## Exercise
Pick up the forum post about a Python web-scraping IndexError where it leaves off and write the next part.

## Text extract

Reputation: 285
I'm learning web scraping using python.
Here is my first python code
# encoding=utf8
import urllib2
from bs4 import BeautifulSoup
soup = BeautifulSoup(urllib2.urlopen("http://www.bcsfootball.org/").read(),"lxml")
for row in soup("table", {'class': "mod-data"})[0].tbody("tr"):
tds = row('td')
print tds[0].string, tds[1].string
I'm getting error
/usr/bin/python2.7 /home/NewYork/PycharmProjects/untitled/News.py
Traceback (most recent call last):
File "/home/NewYork/PycharmProjects/untitled/News.py", line 8, in <module>
for row in soup("table", {'class': "mod-data"})[0].tbody("tr"):
IndexError: list index out of range
Can anyone help me what am doing wrong ?
And one more thing I would like to ask ...please help me to understand what is happening here exactly...
for row in soup("table", {'class': "mod-data"})[0].tbody("tr"):
Thanks !! :)

## Data entries

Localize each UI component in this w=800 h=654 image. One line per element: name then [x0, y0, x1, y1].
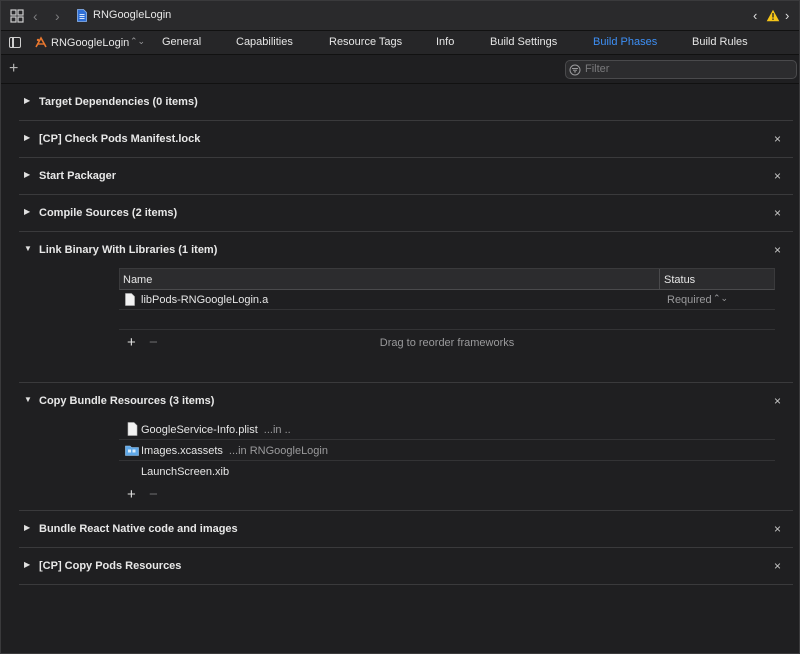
delete-phase-button[interactable]: × — [774, 559, 781, 573]
forward-chevron-icon[interactable]: › — [55, 8, 60, 24]
back-chevron-icon[interactable]: ‹ — [33, 8, 38, 24]
resource-name: Images.xcassets ...in RNGoogleLogin — [141, 445, 328, 457]
filter-input[interactable] — [585, 61, 785, 77]
jump-bar: ‹ › RNGoogleLogin ‹ › — [1, 1, 799, 31]
related-items-grid-icon[interactable] — [10, 9, 24, 23]
list-item[interactable]: Images.xcassets ...in RNGoogleLogin — [119, 440, 775, 461]
delete-phase-button[interactable]: × — [774, 169, 781, 183]
editor-tab-bar: RNGoogleLogin ⌃⌄ General Capabilities Re… — [1, 31, 799, 55]
column-header-status[interactable]: Status — [664, 274, 695, 286]
document-icon — [127, 422, 138, 436]
phase-title: Target Dependencies (0 items) — [39, 96, 198, 108]
column-header-name[interactable]: Name — [123, 274, 152, 286]
phase-title: Start Packager — [39, 170, 117, 182]
list-item[interactable]: LaunchScreen.xib — [119, 461, 775, 482]
phase-header[interactable]: ▶ [CP] Copy Pods Resources × — [19, 548, 793, 584]
status-popup-chevron-icon[interactable]: ⌃⌄ — [713, 293, 728, 304]
list-footer: + − — [119, 482, 775, 504]
resource-name: GoogleService-Info.plist ...in .. — [141, 424, 291, 436]
delete-phase-button[interactable]: × — [774, 522, 781, 536]
phase-title: Bundle React Native code and images — [39, 523, 238, 535]
phase-title: [CP] Check Pods Manifest.lock — [39, 133, 201, 145]
disclosure-triangle-right-icon[interactable]: ▶ — [24, 96, 30, 105]
resources-list: GoogleService-Info.plist ...in .. Images.… — [119, 419, 775, 504]
phase-header[interactable]: ▼ Copy Bundle Resources (3 items) × — [19, 383, 793, 419]
phase-header[interactable]: ▶ [CP] Check Pods Manifest.lock × — [19, 121, 793, 157]
delete-phase-button[interactable]: × — [774, 243, 781, 257]
resource-name: LaunchScreen.xib — [141, 466, 230, 478]
column-divider[interactable] — [659, 269, 660, 289]
tab-build-settings[interactable]: Build Settings — [490, 36, 557, 48]
add-build-phase-button[interactable]: + — [9, 60, 18, 78]
phase-header[interactable]: ▶ Bundle React Native code and images × — [19, 511, 793, 547]
disclosure-triangle-right-icon[interactable]: ▶ — [24, 133, 30, 142]
phase-bundle-react-native: ▶ Bundle React Native code and images × — [19, 511, 793, 548]
phase-compile-sources: ▶ Compile Sources (2 items) × — [19, 195, 793, 232]
phase-link-binary: ▼ Link Binary With Libraries (1 item) × … — [19, 232, 793, 383]
add-resource-button[interactable]: + — [127, 486, 136, 503]
next-issue-icon[interactable]: › — [785, 8, 789, 23]
phase-start-packager: ▶ Start Packager × — [19, 158, 793, 195]
folder-icon — [125, 445, 139, 456]
tab-info[interactable]: Info — [436, 36, 454, 48]
reorder-hint: Drag to reorder frameworks — [379, 337, 515, 349]
table-row[interactable]: libPods-RNGoogleLogin.a Required ⌃⌄ — [119, 290, 775, 310]
disclosure-triangle-right-icon[interactable]: ▶ — [24, 523, 30, 532]
resource-location: ...in RNGoogleLogin — [228, 445, 328, 457]
disclosure-triangle-down-icon[interactable]: ▼ — [24, 395, 32, 404]
library-name: libPods-RNGoogleLogin.a — [141, 294, 269, 306]
phase-title: Copy Bundle Resources (3 items) — [39, 395, 215, 407]
phase-title: Link Binary With Libraries (1 item) — [39, 244, 218, 256]
tab-resource-tags[interactable]: Resource Tags — [329, 36, 402, 48]
phase-title: [CP] Copy Pods Resources — [39, 560, 182, 572]
xcode-window: ‹ › RNGoogleLogin ‹ › RNGoogleLogin ⌃⌄ G… — [0, 0, 800, 654]
libraries-table: Name Status libPods-RNGoogleLogin.a Requ… — [119, 268, 775, 356]
previous-issue-icon[interactable]: ‹ — [753, 8, 757, 23]
resource-location: ...in .. — [263, 424, 291, 436]
build-phases-list: ▶ Target Dependencies (0 items) ▶ [CP] C… — [19, 84, 793, 585]
tab-general[interactable]: General — [162, 36, 201, 48]
disclosure-triangle-right-icon[interactable]: ▶ — [24, 560, 30, 569]
project-file-icon — [77, 9, 87, 22]
tab-build-rules[interactable]: Build Rules — [692, 36, 748, 48]
document-icon — [125, 293, 135, 306]
phase-header[interactable]: ▶ Start Packager × — [19, 158, 793, 194]
tab-build-phases[interactable]: Build Phases — [593, 36, 657, 48]
phase-copy-pods-resources: ▶ [CP] Copy Pods Resources × — [19, 548, 793, 585]
phase-title: Compile Sources (2 items) — [39, 207, 178, 219]
tab-capabilities[interactable]: Capabilities — [236, 36, 293, 48]
phase-header[interactable]: ▼ Link Binary With Libraries (1 item) × — [19, 232, 793, 268]
phase-header[interactable]: ▶ Compile Sources (2 items) × — [19, 195, 793, 231]
breadcrumb-project[interactable]: RNGoogleLogin — [93, 9, 171, 21]
hide-sidebar-icon[interactable] — [9, 37, 21, 48]
disclosure-triangle-down-icon[interactable]: ▼ — [24, 244, 32, 253]
remove-resource-button[interactable]: − — [149, 486, 158, 503]
phase-copy-bundle-resources: ▼ Copy Bundle Resources (3 items) × Goog… — [19, 383, 793, 511]
target-app-icon — [35, 36, 47, 48]
disclosure-triangle-right-icon[interactable]: ▶ — [24, 207, 30, 216]
target-selector-chevron-icon[interactable]: ⌃⌄ — [130, 36, 145, 47]
filter-icon — [569, 64, 581, 76]
delete-phase-button[interactable]: × — [774, 394, 781, 408]
phase-check-pods-manifest: ▶ [CP] Check Pods Manifest.lock × — [19, 121, 793, 158]
list-item[interactable]: GoogleService-Info.plist ...in .. — [119, 419, 775, 440]
table-empty-row — [119, 310, 775, 330]
phase-target-dependencies: ▶ Target Dependencies (0 items) — [19, 84, 793, 121]
filter-row: + — [1, 56, 799, 84]
phase-header[interactable]: ▶ Target Dependencies (0 items) — [19, 84, 793, 120]
delete-phase-button[interactable]: × — [774, 206, 781, 220]
delete-phase-button[interactable]: × — [774, 132, 781, 146]
table-header: Name Status — [119, 268, 775, 290]
warning-icon[interactable] — [766, 9, 780, 22]
target-selector[interactable]: RNGoogleLogin — [51, 37, 129, 49]
status-popup[interactable]: Required — [667, 294, 712, 306]
disclosure-triangle-right-icon[interactable]: ▶ — [24, 170, 30, 179]
table-footer: + − Drag to reorder frameworks — [119, 330, 775, 356]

## Final result
Upvotes: 1
Views: 787
Reputation: 3516
This would give you the expected result:
import urllib2
from bs4 import BeautifulSoup
soup = BeautifulSoup(urllib2.urlopen("http://www.bcsfootball.org").read(),"html")
welcome = soup("div", {'class': "col-full"})[1] # we know it's index 1
for item in welcome:
print item.string
Upvotes: 0
Reputation: 21
The error message means soup("table", {'class': "mod-data"})
is an empty list, but you want to get the first element in this list.
You should ensure the table
element has a node using class "mod-data"
.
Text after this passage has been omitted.